Ziel "Intrelligent Industry"

Aus Sicht von Capgemini kommt man dem Ziel einer "Intelligent Industry" nun einen deutlichen Schritt näher. Denn das Leistungsspektrum wird zu einem durchgängigen Portfolio für digitale Transformationsvorhaben ergänzt. Altran kann vor allem sein Wissen rund um "Embedded Softwareentwicklung" in Anlagen und Maschinen einbringen, was wichtig für Industrial-IoT-Projekte ist. Capgemini wiederum kennt sich sehr gut mit der Abbildung von Prozessen und der Gestaltung von Kundenschnittstellen aus. Die Akquisition unterstreicht auch Capgeminis Anspruch, den Herstellern digitaler Schlüsseltechnologien als starker Partner entgegenzutreten, etwa wenn es um die Integration von Lösungen für Customer Experience, Cloud, IoT, KI, 5G oder klassische Themen wie PLM, MES usw. geht.

In Deutschland beschäftigt Capgemini rund 4100 Mitarbeiter und erzielte im Jahr 2018 einen Jahresumsatz von rund einer Milliarde Euro. Verglichen mit der weltweiten Organisation ist Capgemini Deutschland deutlich stärker auf die Fertigungsbranche ausgerichtet. Während in Deutschland rund 40 Prozent der Einnahmen mit Industrieunternehmen erzielt werden, ist es auf weltweiter Ebene weniger als ein Drittel. Die Altran-Übernahme wird Capgemini Deutschland also weiter stärken. Nach Einschätzung der teknowlogy Group kam Altran in Deutschland zuletzt auf einen Jahresumsatz von deutlich über 250 Millionen Euro. Auch wenn es Überschneidungen in Kundenlisten gibt, dürften sich die beiden Unternehmen bislang nur selten als Konkurrenten begegnet sein, da sie (vor allem in Deutschland) sehr unterschiedliche Servicesegmente adressieren.

Gespeicherte Einträge
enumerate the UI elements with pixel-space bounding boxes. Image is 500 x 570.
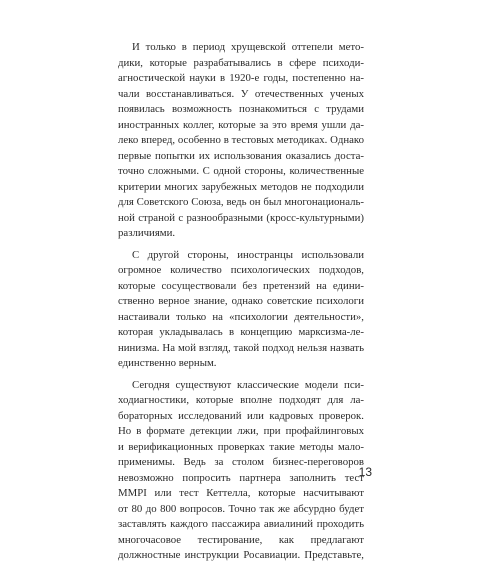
text-line: нинизма. На мой взгляд, такой подход нельзя назвать — [118, 341, 364, 354]
text-line: точно сложными. С одной стороны, количественные — [118, 165, 364, 177]
text-line: С другой стороны, иностранцы использовали — [132, 248, 364, 261]
text-line: первые попытки их использования оказались доста- — [118, 149, 364, 162]
text-line: агностической науки в 1920-е годы, постепенно на- — [118, 72, 364, 84]
text-line: критерии многих зарубежных методов не подходили — [118, 180, 364, 193]
text-line: огромное количество психологических подходов, — [118, 264, 364, 276]
text-line: применимы. Ведь за столом бизнес-переговоров — [118, 456, 364, 468]
text-line: Сегодня существуют классические модели пси- — [132, 378, 364, 391]
text-line: от 80 до 800 вопросов. Точно так же абсурдно будет — [118, 502, 364, 515]
text-line: леко вперед, особенно в тестовых методиках. Однако — [118, 134, 364, 146]
text-line: ной страной с разнообразными (кросс-культурными) — [118, 211, 364, 224]
text-line: Но в формате детекции лжи, при профайлинговых — [118, 425, 364, 437]
text-line: MMPI или тест Кеттелла, которые насчитывают — [118, 487, 364, 499]
text-line: которые сосуществовали без претензий на едини- — [118, 279, 364, 292]
body-text — [118, 40, 364, 570]
text-line: появилась возможность познакомиться с трудами — [118, 103, 364, 115]
text-line: которая укладывалась в концепцию марксизма-ле- — [118, 326, 364, 338]
text-line: единственно верным. — [118, 357, 217, 369]
text-line: различиями. — [118, 227, 176, 239]
text-line: И только в период хрущевской оттепели мето- — [132, 41, 364, 53]
text-line: дики, которые разрабатывались в сфере психоди- — [118, 56, 364, 69]
text-line: для Советского Союза, ведь он был многонациональ- — [118, 196, 364, 208]
paragraph-2 — [118, 248, 364, 372]
text-line: ходиагностики, которые вполне подходят для ла- — [118, 394, 364, 406]
text-line: невозможно попросить партнера заполнить тест — [118, 471, 364, 484]
text-line: чали восстанавливаться. У отечественных ученых — [118, 87, 364, 100]
paragraph-1 — [118, 40, 364, 242]
text-line: настаивали только на «психологии деятельности», — [118, 310, 364, 323]
text-line: ственно верное знание, однако советские психологи — [118, 295, 364, 307]
text-line: заставлять каждого пассажира авиалиний проходить — [118, 518, 364, 530]
page-number: 13 — [358, 465, 372, 479]
text-line: иностранных коллег, которые за это время ушли да- — [118, 118, 364, 131]
paragraph-3 — [118, 378, 364, 564]
text-line: и верификационных проверках такие методы мало- — [118, 440, 364, 453]
text-line: должностные инструкции Росавиации. Представьте, — [118, 549, 364, 561]
text-line: бораторных исследований или кадровых проверок. — [118, 409, 364, 422]
text-line: многочасовое тестирование, как предлагают — [118, 533, 364, 546]
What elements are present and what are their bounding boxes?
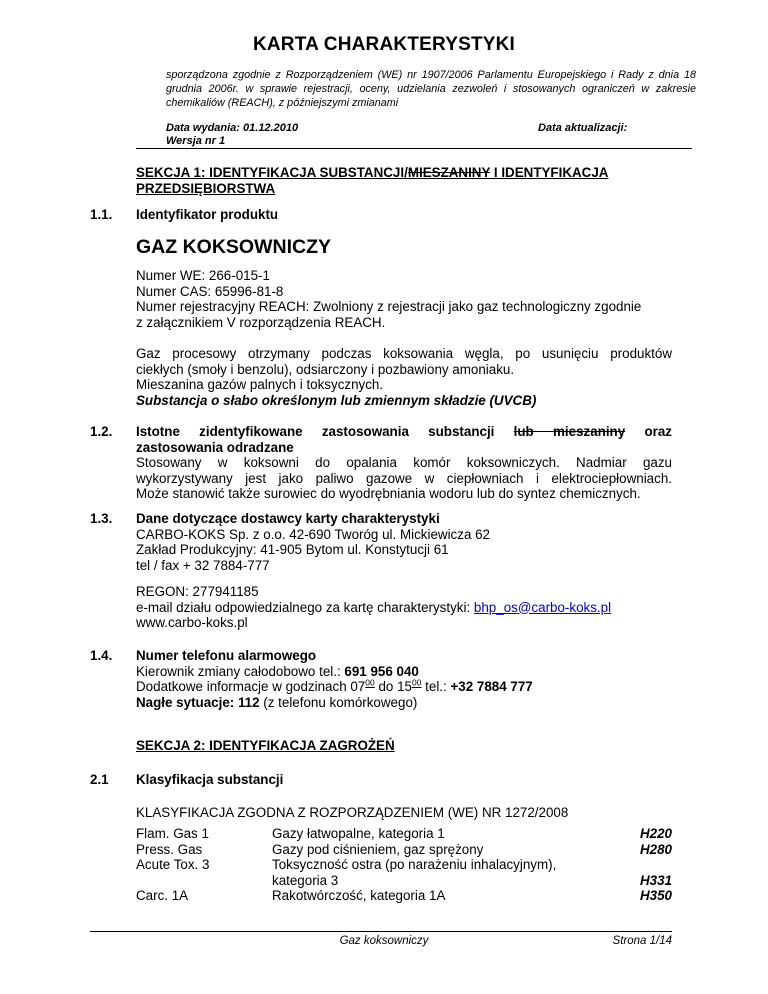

• _Zu erledigende Aufgaben_
a) Wie viele Mitarbeiter beschäftigt Capgemini laut dem Lesetext in Deutschland?
b) Stimmen diese Aussagen mit dem Lesetext überein? Antworte jeweils mit Ja oder Nein und zitiere die entscheidenden Worte. (i) Capgemini Deutschland erzielt rund 40 Prozent seiner Einnahmen mit Industrieunternehmen. (ii) Die Gestaltung von Kundenschnittstellen ist eine besondere Stärke von Altran. (iii) Im Jahr 2018 erzielte Capgemini in Deutschland einen Jahresumsatz von rund einer Milliarde Euro.
Die Einträge werden hier nicht gebraucht.

• _Vollständige Lösungen_
a) Rund 4100 Mitarbeiter.

b)
(i) Ja: „Während in Deutschland rund 40 Prozent der Einnahmen mit Industrieunternehmen erzielt werden“
(ii) Nein: „Capgemini wiederum kennt sich sehr gut mit der Abbildung von Prozessen und der Gestaltung von Kundenschnittstellen aus“
(iii) Ja: „erzielte im Jahr 2018 einen Jahresumsatz von rund einer Milliarde Euro“